• REQUIRED WORK:
Type every record exactly as it appears.

• DATA RECORDS:

***

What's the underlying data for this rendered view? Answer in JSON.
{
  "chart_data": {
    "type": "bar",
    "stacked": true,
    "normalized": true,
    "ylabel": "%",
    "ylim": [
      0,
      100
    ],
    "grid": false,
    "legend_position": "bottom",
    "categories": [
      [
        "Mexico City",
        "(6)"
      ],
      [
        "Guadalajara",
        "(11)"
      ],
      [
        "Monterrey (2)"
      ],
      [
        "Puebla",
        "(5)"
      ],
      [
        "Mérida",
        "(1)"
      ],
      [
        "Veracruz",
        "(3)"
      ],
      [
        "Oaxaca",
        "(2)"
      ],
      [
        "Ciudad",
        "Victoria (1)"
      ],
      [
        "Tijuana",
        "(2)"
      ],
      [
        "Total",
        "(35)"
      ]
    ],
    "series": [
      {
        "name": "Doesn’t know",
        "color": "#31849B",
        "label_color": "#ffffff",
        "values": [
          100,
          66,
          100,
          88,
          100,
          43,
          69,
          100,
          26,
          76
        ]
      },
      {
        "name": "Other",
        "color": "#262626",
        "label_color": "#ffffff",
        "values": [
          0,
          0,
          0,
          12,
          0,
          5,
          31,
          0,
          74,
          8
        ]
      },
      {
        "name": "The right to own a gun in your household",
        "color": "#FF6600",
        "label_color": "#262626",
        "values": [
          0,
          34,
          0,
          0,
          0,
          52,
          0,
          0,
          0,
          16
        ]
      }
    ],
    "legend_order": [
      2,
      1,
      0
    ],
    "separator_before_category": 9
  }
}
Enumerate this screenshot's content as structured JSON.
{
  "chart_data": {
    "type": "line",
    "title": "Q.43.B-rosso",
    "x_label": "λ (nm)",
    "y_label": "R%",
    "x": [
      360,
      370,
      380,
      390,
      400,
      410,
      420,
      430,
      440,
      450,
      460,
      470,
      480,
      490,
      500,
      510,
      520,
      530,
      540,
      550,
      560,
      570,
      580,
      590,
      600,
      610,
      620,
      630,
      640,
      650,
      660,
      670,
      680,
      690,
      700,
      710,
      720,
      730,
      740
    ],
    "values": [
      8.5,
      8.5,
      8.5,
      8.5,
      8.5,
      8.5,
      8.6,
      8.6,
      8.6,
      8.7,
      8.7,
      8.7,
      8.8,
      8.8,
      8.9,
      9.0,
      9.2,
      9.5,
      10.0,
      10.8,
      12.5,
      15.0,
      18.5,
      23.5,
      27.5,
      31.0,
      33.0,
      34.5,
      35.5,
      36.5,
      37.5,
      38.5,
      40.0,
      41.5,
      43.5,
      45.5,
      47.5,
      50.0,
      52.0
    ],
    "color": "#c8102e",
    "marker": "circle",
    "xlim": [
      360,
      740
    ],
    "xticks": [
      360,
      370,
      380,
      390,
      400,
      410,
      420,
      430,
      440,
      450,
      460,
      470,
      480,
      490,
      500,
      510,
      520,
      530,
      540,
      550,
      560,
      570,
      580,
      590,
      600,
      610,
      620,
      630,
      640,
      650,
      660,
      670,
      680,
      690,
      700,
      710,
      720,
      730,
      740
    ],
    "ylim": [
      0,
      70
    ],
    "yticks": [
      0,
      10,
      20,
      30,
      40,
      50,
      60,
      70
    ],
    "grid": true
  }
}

***

• RESULT OF THE EXERCISE:
What's the underlying data for this rendered view? Answer in JSON.
{
  "chart_data": {
    "type": "bar",
    "stacked": true,
    "normalized": true,
    "ylabel": "%",
    "ylim": [
      0,
      100
    ],
    "grid": false,
    "legend_position": "bottom",
    "categories": [
      [
        "Mexico City",
        "(6)"
      ],
      [
        "Guadalajara",
        "(11)"
      ],
      [
        "Monterrey (2)"
      ],
      [
        "Puebla",
        "(5)"
      ],
      [
        "Mérida",
        "(1)"
      ],
      [
        "Veracruz",
        "(3)"
      ],
      [
        "Oaxaca",
        "(2)"
      ],
      [
        "Ciudad",
        "Victoria (1)"
      ],
      [
        "Tijuana",
        "(2)"
      ],
      [
        "Total",
        "(35)"
      ]
    ],
    "series": [
      {
        "name": "Doesn’t know",
        "color": "#31849B",
        "label_color": "#ffffff",
        "values": [
          100,
          66,
          100,
          88,
          100,
          43,
          69,
          100,
          26,
          76
        ]
      },
      {
        "name": "Other",
        "color": "#262626",
        "label_color": "#ffffff",
        "values": [
          0,
          0,
          0,
          12,
          0,
          5,
          31,
          0,
          74,
          8
        ]
      },
      {
        "name": "The right to own a gun in your household",
        "color": "#FF6600",
        "label_color": "#262626",
        "values": [
          0,
          34,
          0,
          0,
          0,
          52,
          0,
          0,
          0,
          16
        ]
      }
    ],
    "legend_order": [
      2,
      1,
      0
    ],
    "separator_before_category": 9
  }
}
Enumerate this screenshot's content as structured JSON.
{
  "chart_data": {
    "type": "line",
    "title": "Q.43.B-rosso",
    "x_label": "λ (nm)",
    "y_label": "R%",
    "x": [
      360,
      370,
      380,
      390,
      400,
      410,
      420,
      430,
      440,
      450,
      460,
      470,
      480,
      490,
      500,
      510,
      520,
      530,
      540,
      550,
      560,
      570,
      580,
      590,
      600,
      610,
      620,
      630,
      640,
      650,
      660,
      670,
      680,
      690,
      700,
      710,
      720,
      730,
      740
    ],
    "values": [
      8.5,
      8.5,
      8.5,
      8.5,
      8.5,
      8.5,
      8.6,
      8.6,
      8.6,
      8.7,
      8.7,
      8.7,
      8.8,
      8.8,
      8.9,
      9.0,
      9.2,
      9.5,
      10.0,
      10.8,
      12.5,
      15.0,
      18.5,
      23.5,
      27.5,
      31.0,
      33.0,
      34.5,
      35.5,
      36.5,
      37.5,
      38.5,
      40.0,
      41.5,
      43.5,
      45.5,
      47.5,
      50.0,
      52.0
    ],
    "color": "#c8102e",
    "marker": "circle",
    "xlim": [
      360,
      740
    ],
    "xticks": [
      360,
      370,
      380,
      390,
      400,
      410,
      420,
      430,
      440,
      450,
      460,
      470,
      480,
      490,
      500,
      510,
      520,
      530,
      540,
      550,
      560,
      570,
      580,
      590,
      600,
      610,
      620,
      630,
      640,
      650,
      660,
      670,
      680,
      690,
      700,
      710,
      720,
      730,
      740
    ],
    "ylim": [
      0,
      70
    ],
    "yticks": [
      0,
      10,
      20,
      30,
      40,
      50,
      60,
      70
    ],
    "grid": true
  }
}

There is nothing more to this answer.